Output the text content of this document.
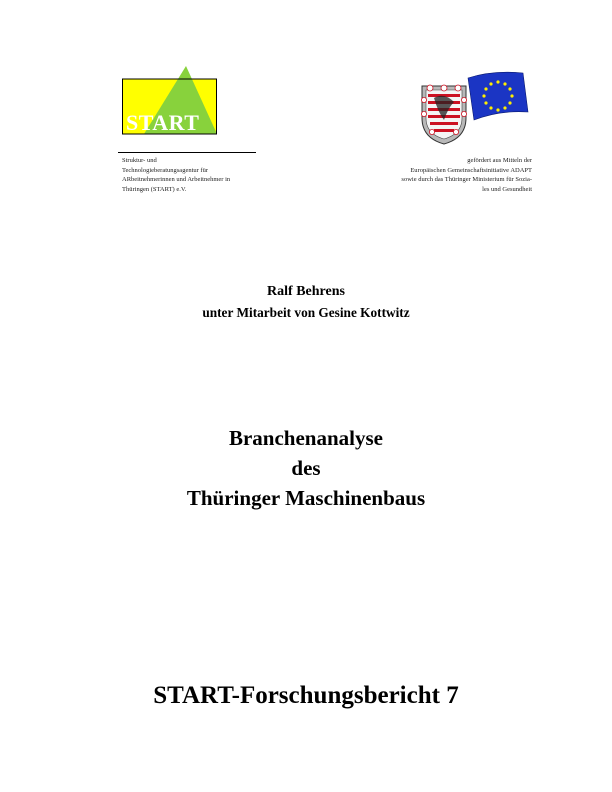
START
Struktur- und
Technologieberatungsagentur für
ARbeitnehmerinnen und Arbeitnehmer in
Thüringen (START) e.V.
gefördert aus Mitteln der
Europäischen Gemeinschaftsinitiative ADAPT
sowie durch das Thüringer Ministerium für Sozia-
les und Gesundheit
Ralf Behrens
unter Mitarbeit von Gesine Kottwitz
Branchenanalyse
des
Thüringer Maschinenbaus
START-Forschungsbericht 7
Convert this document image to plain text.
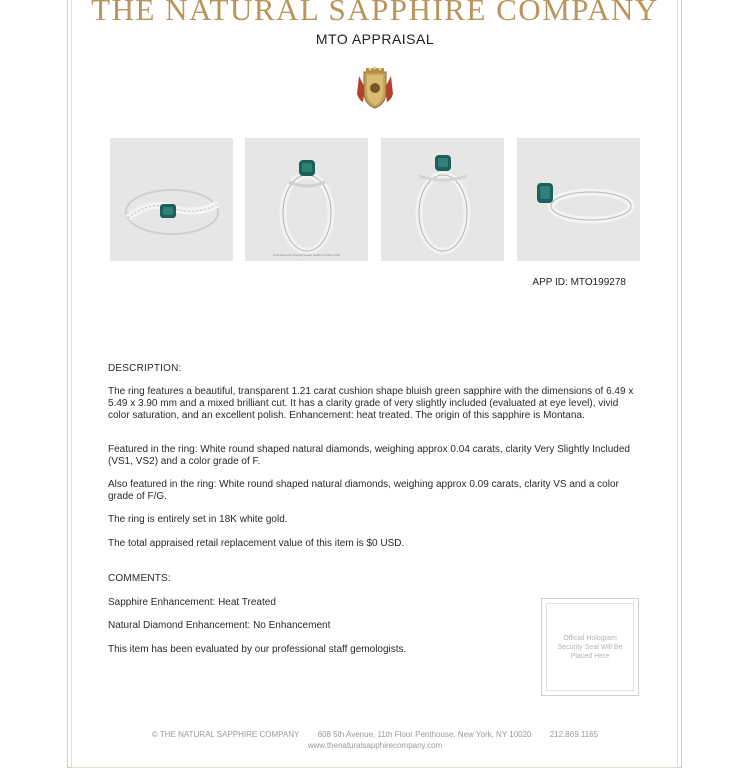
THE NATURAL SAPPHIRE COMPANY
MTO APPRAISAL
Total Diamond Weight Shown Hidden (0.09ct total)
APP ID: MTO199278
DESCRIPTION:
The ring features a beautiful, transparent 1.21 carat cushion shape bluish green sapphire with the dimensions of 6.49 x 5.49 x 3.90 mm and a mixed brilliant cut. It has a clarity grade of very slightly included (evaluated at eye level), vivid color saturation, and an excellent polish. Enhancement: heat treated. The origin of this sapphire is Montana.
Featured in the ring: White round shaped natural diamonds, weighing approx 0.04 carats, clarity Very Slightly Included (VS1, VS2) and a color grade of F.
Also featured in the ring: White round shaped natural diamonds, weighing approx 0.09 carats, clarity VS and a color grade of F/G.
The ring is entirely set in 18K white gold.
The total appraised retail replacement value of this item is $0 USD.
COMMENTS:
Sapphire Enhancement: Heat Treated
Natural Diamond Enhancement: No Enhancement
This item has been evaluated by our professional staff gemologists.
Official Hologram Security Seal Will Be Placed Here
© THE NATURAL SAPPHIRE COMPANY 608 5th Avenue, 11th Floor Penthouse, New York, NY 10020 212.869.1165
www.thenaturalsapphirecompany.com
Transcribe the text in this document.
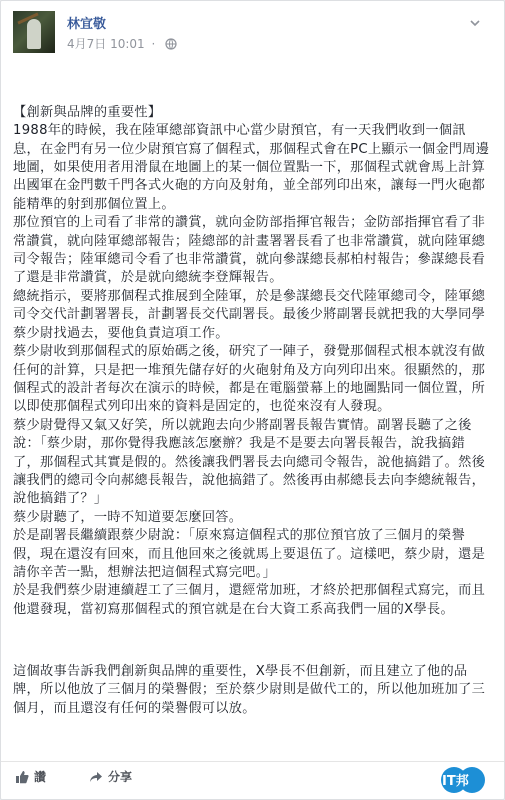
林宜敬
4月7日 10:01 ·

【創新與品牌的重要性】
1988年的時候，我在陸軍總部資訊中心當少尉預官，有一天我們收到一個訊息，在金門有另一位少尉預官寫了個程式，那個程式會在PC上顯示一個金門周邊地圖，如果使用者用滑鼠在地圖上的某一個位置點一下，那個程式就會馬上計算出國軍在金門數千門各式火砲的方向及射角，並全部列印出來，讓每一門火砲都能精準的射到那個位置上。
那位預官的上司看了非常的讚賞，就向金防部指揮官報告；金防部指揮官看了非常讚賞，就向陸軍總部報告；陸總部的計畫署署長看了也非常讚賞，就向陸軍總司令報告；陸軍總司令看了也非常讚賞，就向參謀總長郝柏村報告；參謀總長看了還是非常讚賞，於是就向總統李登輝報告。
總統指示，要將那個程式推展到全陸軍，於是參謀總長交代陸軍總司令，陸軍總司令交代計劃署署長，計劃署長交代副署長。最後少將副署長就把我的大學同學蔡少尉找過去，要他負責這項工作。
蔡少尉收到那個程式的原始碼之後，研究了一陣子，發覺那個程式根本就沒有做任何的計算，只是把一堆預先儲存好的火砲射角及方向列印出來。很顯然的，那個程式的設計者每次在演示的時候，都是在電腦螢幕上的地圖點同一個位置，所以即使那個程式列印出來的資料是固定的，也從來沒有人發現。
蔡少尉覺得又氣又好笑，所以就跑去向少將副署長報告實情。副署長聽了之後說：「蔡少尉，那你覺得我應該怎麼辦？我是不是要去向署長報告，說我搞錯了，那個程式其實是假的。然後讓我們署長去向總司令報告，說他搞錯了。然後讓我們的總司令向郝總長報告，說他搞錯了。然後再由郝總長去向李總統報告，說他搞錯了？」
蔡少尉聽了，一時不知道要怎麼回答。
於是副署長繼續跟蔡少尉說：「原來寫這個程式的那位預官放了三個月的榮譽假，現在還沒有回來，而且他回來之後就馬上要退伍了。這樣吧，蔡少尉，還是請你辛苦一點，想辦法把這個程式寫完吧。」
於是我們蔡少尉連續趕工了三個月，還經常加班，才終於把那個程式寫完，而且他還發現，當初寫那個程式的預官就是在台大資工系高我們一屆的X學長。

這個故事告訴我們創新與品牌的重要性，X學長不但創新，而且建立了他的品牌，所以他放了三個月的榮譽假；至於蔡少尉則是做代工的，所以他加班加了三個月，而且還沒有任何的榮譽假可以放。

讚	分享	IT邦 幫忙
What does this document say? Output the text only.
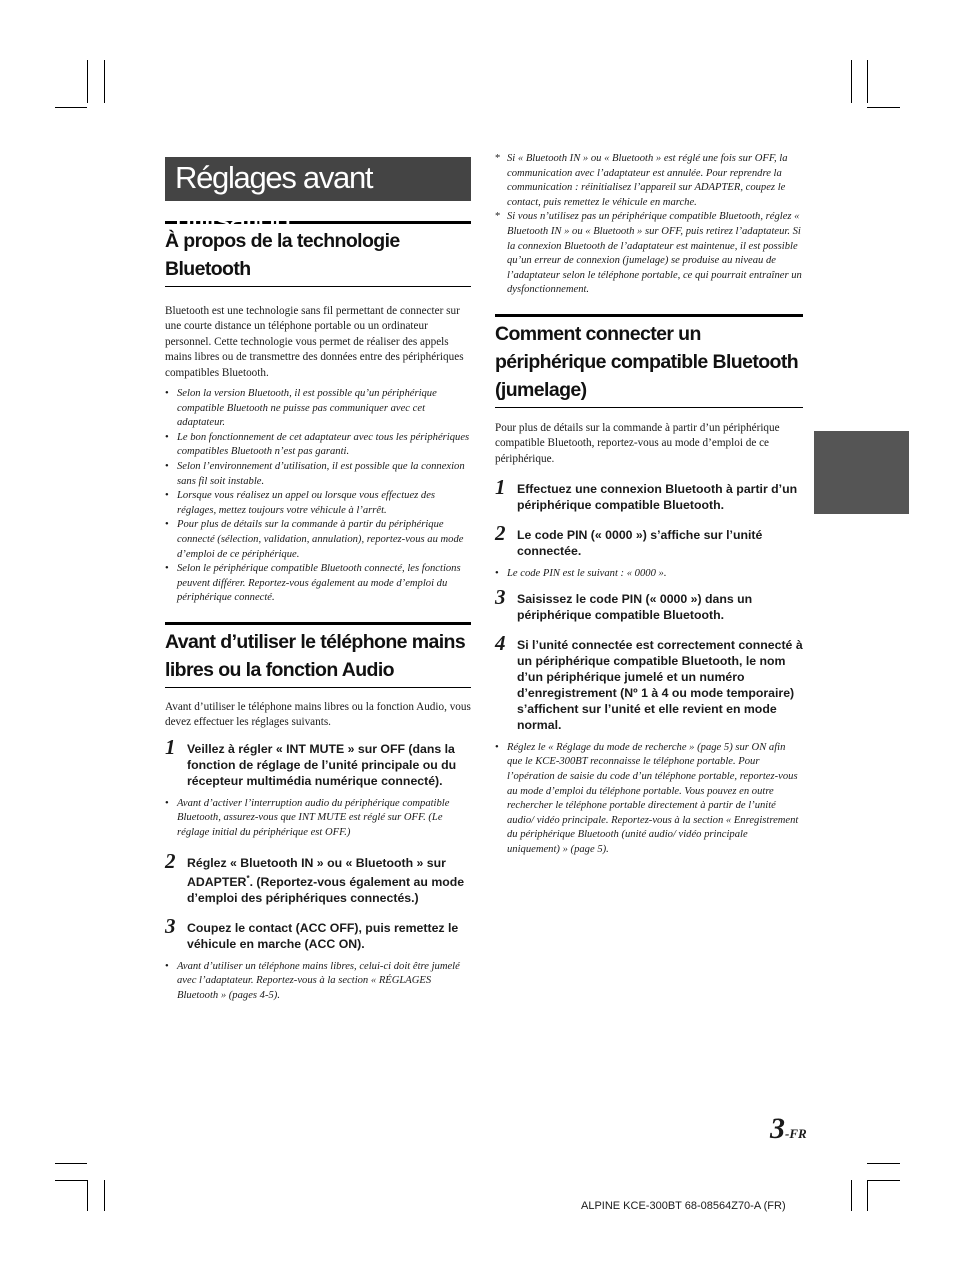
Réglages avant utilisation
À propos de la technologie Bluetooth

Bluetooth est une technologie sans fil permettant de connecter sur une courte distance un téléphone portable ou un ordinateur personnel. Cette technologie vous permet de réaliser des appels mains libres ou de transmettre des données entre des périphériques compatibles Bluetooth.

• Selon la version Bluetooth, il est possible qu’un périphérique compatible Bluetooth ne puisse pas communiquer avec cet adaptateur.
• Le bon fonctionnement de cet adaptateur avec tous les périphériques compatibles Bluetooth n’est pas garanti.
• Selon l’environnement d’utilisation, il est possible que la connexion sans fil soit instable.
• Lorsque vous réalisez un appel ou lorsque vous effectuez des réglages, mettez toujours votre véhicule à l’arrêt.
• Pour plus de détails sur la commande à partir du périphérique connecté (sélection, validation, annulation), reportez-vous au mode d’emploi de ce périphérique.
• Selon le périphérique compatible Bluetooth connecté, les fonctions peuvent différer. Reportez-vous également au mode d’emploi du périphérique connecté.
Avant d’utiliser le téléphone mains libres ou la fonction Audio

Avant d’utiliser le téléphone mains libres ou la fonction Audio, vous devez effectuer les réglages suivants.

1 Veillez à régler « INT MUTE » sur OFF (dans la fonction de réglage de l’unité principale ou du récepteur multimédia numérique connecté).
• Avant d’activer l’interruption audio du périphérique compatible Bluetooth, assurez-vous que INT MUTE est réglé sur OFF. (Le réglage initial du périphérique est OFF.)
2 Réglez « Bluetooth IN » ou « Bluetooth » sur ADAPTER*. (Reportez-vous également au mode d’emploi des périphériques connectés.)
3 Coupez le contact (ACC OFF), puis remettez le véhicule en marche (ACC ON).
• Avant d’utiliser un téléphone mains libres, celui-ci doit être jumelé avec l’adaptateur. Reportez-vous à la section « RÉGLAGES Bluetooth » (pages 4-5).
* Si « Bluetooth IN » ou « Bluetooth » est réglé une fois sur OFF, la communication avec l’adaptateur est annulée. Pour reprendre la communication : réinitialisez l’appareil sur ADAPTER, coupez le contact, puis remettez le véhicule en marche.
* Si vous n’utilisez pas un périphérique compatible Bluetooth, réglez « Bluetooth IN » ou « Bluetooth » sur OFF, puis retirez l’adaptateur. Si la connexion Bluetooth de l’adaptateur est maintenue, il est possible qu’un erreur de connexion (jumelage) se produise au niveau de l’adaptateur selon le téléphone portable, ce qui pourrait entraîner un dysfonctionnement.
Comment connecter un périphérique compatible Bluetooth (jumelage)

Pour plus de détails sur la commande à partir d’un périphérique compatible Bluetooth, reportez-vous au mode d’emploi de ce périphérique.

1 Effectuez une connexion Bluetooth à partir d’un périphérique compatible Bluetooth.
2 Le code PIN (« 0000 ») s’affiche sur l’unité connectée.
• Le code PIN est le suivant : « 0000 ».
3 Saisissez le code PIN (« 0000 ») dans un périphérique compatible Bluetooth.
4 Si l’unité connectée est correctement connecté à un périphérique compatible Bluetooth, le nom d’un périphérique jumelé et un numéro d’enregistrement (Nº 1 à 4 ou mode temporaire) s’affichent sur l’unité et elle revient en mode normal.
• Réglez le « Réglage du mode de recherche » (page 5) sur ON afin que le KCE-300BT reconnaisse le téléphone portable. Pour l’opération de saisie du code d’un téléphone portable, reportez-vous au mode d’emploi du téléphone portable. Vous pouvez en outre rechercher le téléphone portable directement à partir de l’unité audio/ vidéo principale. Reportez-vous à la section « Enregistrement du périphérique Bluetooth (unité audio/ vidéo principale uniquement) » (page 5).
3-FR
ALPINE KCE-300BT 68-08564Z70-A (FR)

== == ==

__Set problem__. Look through the entries above; copy every line holding the string "sans".

__Final result__.
Bluetooth est une technologie sans fil permettant de connecter sur une courte distance un téléphone portable ou un ordinateur personnel. Cette technologie vous permet de réaliser des appels mains libres ou de transmettre des données entre des périphériques compatibles Bluetooth.
• Selon l’environnement d’utilisation, il est possible que la connexion sans fil soit instable.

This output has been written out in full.